TASK DIRECTIONS ▸
Quote all lines below exactly. Images stay out.

GIVEN RECORDS ▸
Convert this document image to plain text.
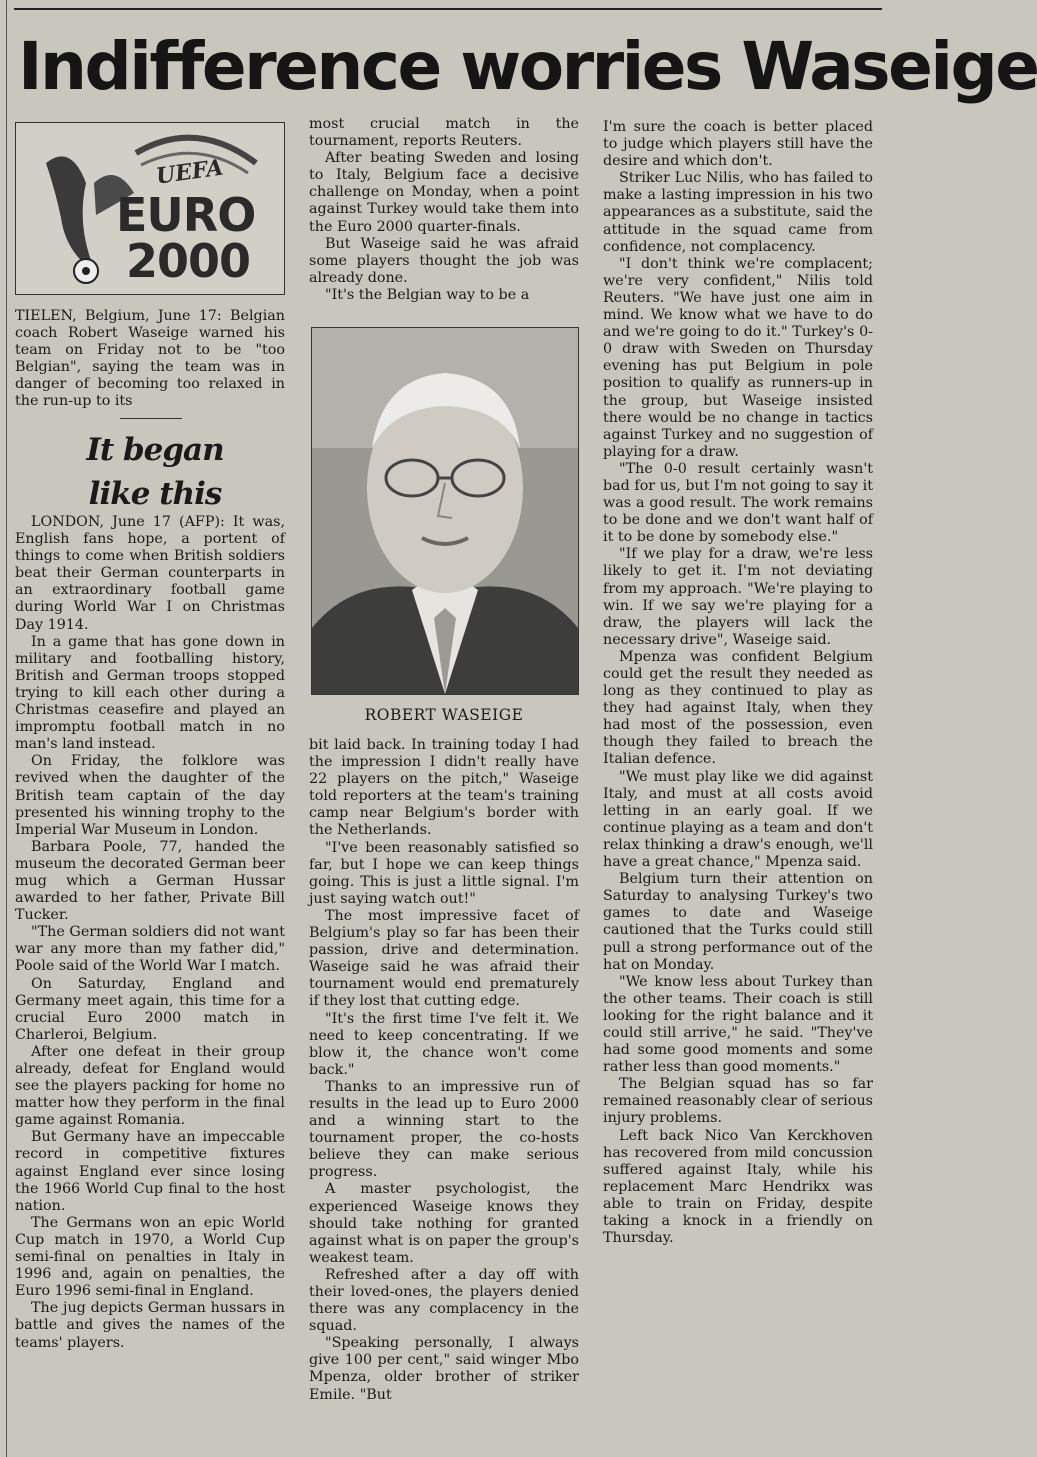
Indifference worries Waseige
UEFA
EURO
2000

TIELEN, Belgium, June 17: Belgian coach Robert Waseige warned his team on Friday not to be "too Belgian", saying the team was in danger of becoming too relaxed in the run-up to its

It began
like this

LONDON, June 17 (AFP): It was, English fans hope, a portent of things to come when British soldiers beat their German counterparts in an extraordinary football game during World War I on Christmas Day 1914.

In a game that has gone down in military and footballing history, British and German troops stopped trying to kill each other during a Christmas ceasefire and played an impromptu football match in no man's land instead.

On Friday, the folklore was revived when the daughter of the British team captain of the day presented his winning trophy to the Imperial War Museum in London.

Barbara Poole, 77, handed the museum the decorated German beer mug which a German Hussar awarded to her father, Private Bill Tucker.

"The German soldiers did not want war any more than my father did," Poole said of the World War I match.

On Saturday, England and Germany meet again, this time for a crucial Euro 2000 match in Charleroi, Belgium.

After one defeat in their group already, defeat for England would see the players packing for home no matter how they perform in the final game against Romania.

But Germany have an impeccable record in competitive fixtures against England ever since losing the 1966 World Cup final to the host nation.

The Germans won an epic World Cup match in 1970, a World Cup semi-final on penalties in Italy in 1996 and, again on penalties, the Euro 1996 semi-final in England.

The jug depicts German hussars in battle and gives the names of the teams' players.

most crucial match in the tournament, reports Reuters.

After beating Sweden and losing to Italy, Belgium face a decisive challenge on Monday, when a point against Turkey would take them into the Euro 2000 quarter-finals.

But Waseige said he was afraid some players thought the job was already done.

"It's the Belgian way to be a

ROBERT WASEIGE

bit laid back. In training today I had the impression I didn't really have 22 players on the pitch," Waseige told reporters at the team's training camp near Belgium's border with the Netherlands.

"I've been reasonably satisfied so far, but I hope we can keep things going. This is just a little signal. I'm just saying watch out!"

The most impressive facet of Belgium's play so far has been their passion, drive and determination. Waseige said he was afraid their tournament would end prematurely if they lost that cutting edge.

"It's the first time I've felt it. We need to keep concentrating. If we blow it, the chance won't come back."

Thanks to an impressive run of results in the lead up to Euro 2000 and a winning start to the tournament proper, the co-hosts believe they can make serious progress.

A master psychologist, the experienced Waseige knows they should take nothing for granted against what is on paper the group's weakest team.

Refreshed after a day off with their loved-ones, the players denied there was any complacency in the squad.

"Speaking personally, I always give 100 per cent," said winger Mbo Mpenza, older brother of striker Emile. "But

I'm sure the coach is better placed to judge which players still have the desire and which don't.

Striker Luc Nilis, who has failed to make a lasting impression in his two appearances as a substitute, said the attitude in the squad came from confidence, not complacency.

"I don't think we're complacent; we're very confident," Nilis told Reuters. "We have just one aim in mind. We know what we have to do and we're going to do it." Turkey's 0-0 draw with Sweden on Thursday evening has put Belgium in pole position to qualify as runners-up in the group, but Waseige insisted there would be no change in tactics against Turkey and no suggestion of playing for a draw.

"The 0-0 result certainly wasn't bad for us, but I'm not going to say it was a good result. The work remains to be done and we don't want half of it to be done by somebody else."

"If we play for a draw, we're less likely to get it. I'm not deviating from my approach. "We're playing to win. If we say we're playing for a draw, the players will lack the necessary drive", Waseige said.

Mpenza was confident Belgium could get the result they needed as long as they continued to play as they had against Italy, when they had most of the possession, even though they failed to breach the Italian defence.

"We must play like we did against Italy, and must at all costs avoid letting in an early goal. If we continue playing as a team and don't relax thinking a draw's enough, we'll have a great chance," Mpenza said.

Belgium turn their attention on Saturday to analysing Turkey's two games to date and Waseige cautioned that the Turks could still pull a strong performance out of the hat on Monday.

"We know less about Turkey than the other teams. Their coach is still looking for the right balance and it could still arrive," he said. "They've had some good moments and some rather less than good moments."

The Belgian squad has so far remained reasonably clear of serious injury problems.

Left back Nico Van Kerckhoven has recovered from mild concussion suffered against Italy, while his replacement Marc Hendrikx was able to train on Friday, despite taking a knock in a friendly on Thursday.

RESPONSE TO THE EXERCISE ▸
Convert this document image to plain text.
Indifference worries Waseige
UEFA
EURO
2000

TIELEN, Belgium, June 17: Belgian coach Robert Waseige warned his team on Friday not to be "too Belgian", saying the team was in danger of becoming too relaxed in the run-up to its

It began
like this

LONDON, June 17 (AFP): It was, English fans hope, a portent of things to come when British soldiers beat their German counterparts in an extraordinary football game during World War I on Christmas Day 1914.

In a game that has gone down in military and footballing history, British and German troops stopped trying to kill each other during a Christmas ceasefire and played an impromptu football match in no man's land instead.

On Friday, the folklore was revived when the daughter of the British team captain of the day presented his winning trophy to the Imperial War Museum in London.

Barbara Poole, 77, handed the museum the decorated German beer mug which a German Hussar awarded to her father, Private Bill Tucker.

"The German soldiers did not want war any more than my father did," Poole said of the World War I match.

On Saturday, England and Germany meet again, this time for a crucial Euro 2000 match in Charleroi, Belgium.

After one defeat in their group already, defeat for England would see the players packing for home no matter how they perform in the final game against Romania.

But Germany have an impeccable record in competitive fixtures against England ever since losing the 1966 World Cup final to the host nation.

The Germans won an epic World Cup match in 1970, a World Cup semi-final on penalties in Italy in 1996 and, again on penalties, the Euro 1996 semi-final in England.

The jug depicts German hussars in battle and gives the names of the teams' players.

most crucial match in the tournament, reports Reuters.

After beating Sweden and losing to Italy, Belgium face a decisive challenge on Monday, when a point against Turkey would take them into the Euro 2000 quarter-finals.

But Waseige said he was afraid some players thought the job was already done.

"It's the Belgian way to be a

ROBERT WASEIGE

bit laid back. In training today I had the impression I didn't really have 22 players on the pitch," Waseige told reporters at the team's training camp near Belgium's border with the Netherlands.

"I've been reasonably satisfied so far, but I hope we can keep things going. This is just a little signal. I'm just saying watch out!"

The most impressive facet of Belgium's play so far has been their passion, drive and determination. Waseige said he was afraid their tournament would end prematurely if they lost that cutting edge.

"It's the first time I've felt it. We need to keep concentrating. If we blow it, the chance won't come back."

Thanks to an impressive run of results in the lead up to Euro 2000 and a winning start to the tournament proper, the co-hosts believe they can make serious progress.

A master psychologist, the experienced Waseige knows they should take nothing for granted against what is on paper the group's weakest team.

Refreshed after a day off with their loved-ones, the players denied there was any complacency in the squad.

"Speaking personally, I always give 100 per cent," said winger Mbo Mpenza, older brother of striker Emile. "But

I'm sure the coach is better placed to judge which players still have the desire and which don't.

Striker Luc Nilis, who has failed to make a lasting impression in his two appearances as a substitute, said the attitude in the squad came from confidence, not complacency.

"I don't think we're complacent; we're very confident," Nilis told Reuters. "We have just one aim in mind. We know what we have to do and we're going to do it." Turkey's 0-0 draw with Sweden on Thursday evening has put Belgium in pole position to qualify as runners-up in the group, but Waseige insisted there would be no change in tactics against Turkey and no suggestion of playing for a draw.

"The 0-0 result certainly wasn't bad for us, but I'm not going to say it was a good result. The work remains to be done and we don't want half of it to be done by somebody else."

"If we play for a draw, we're less likely to get it. I'm not deviating from my approach. "We're playing to win. If we say we're playing for a draw, the players will lack the necessary drive", Waseige said.

Mpenza was confident Belgium could get the result they needed as long as they continued to play as they had against Italy, when they had most of the possession, even though they failed to breach the Italian defence.

"We must play like we did against Italy, and must at all costs avoid letting in an early goal. If we continue playing as a team and don't relax thinking a draw's enough, we'll have a great chance," Mpenza said.

Belgium turn their attention on Saturday to analysing Turkey's two games to date and Waseige cautioned that the Turks could still pull a strong performance out of the hat on Monday.

"We know less about Turkey than the other teams. Their coach is still looking for the right balance and it could still arrive," he said. "They've had some good moments and some rather less than good moments."

The Belgian squad has so far remained reasonably clear of serious injury problems.

Left back Nico Van Kerckhoven has recovered from mild concussion suffered against Italy, while his replacement Marc Hendrikx was able to train on Friday, despite taking a knock in a friendly on Thursday.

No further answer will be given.